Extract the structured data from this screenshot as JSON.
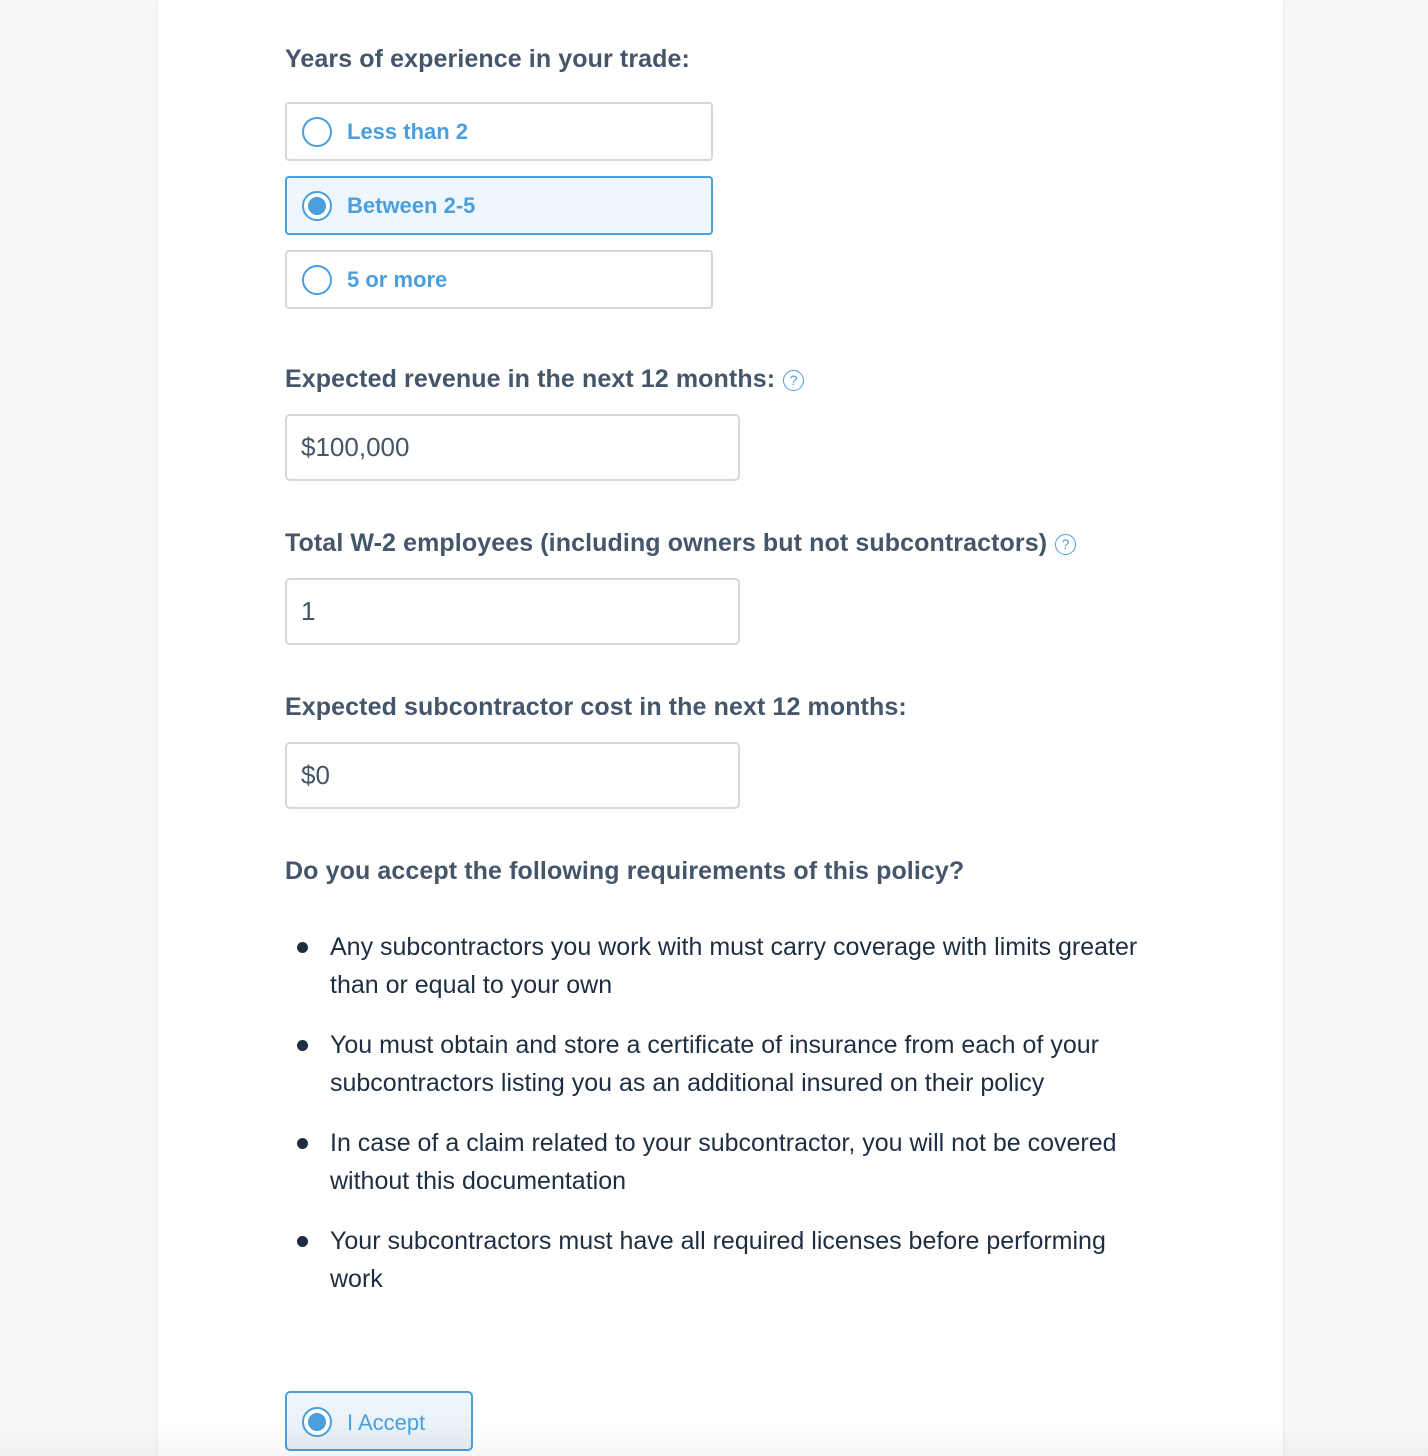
{
  "experience": {
    "label": "Years of experience in your trade:",
    "options": [
      {
        "label": "Less than 2",
        "selected": false
      },
      {
        "label": "Between 2-5",
        "selected": true
      },
      {
        "label": "5 or more",
        "selected": false
      }
    ]
  },
  "revenue": {
    "label": "Expected revenue in the next 12 months:",
    "help_icon": "?",
    "value": "$100,000"
  },
  "employees": {
    "label": "Total W-2 employees (including owners but not subcontractors)",
    "help_icon": "?",
    "value": "1"
  },
  "subcontractor_cost": {
    "label": "Expected subcontractor cost in the next 12 months:",
    "value": "$0"
  },
  "requirements": {
    "question": "Do you accept the following requirements of this policy?",
    "items": [
      "Any subcontractors you work with must carry coverage with limits greater than or equal to your own",
      "You must obtain and store a certificate of insurance from each of your subcontractors listing you as an additional insured on their policy",
      "In case of a claim related to your subcontractor, you will not be covered without this documentation",
      "Your subcontractors must have all required licenses before performing work"
    ],
    "accept_label": "I Accept",
    "accepted": true
  },
  "colors": {
    "accent": "#4a9fdc",
    "label_text": "#45566a",
    "body_text": "#1e2e40"
  }
}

::::::

▸ Objective: Tally every line of the listing that holds the string "months", then give the number by itself.

▸ Written solution: 2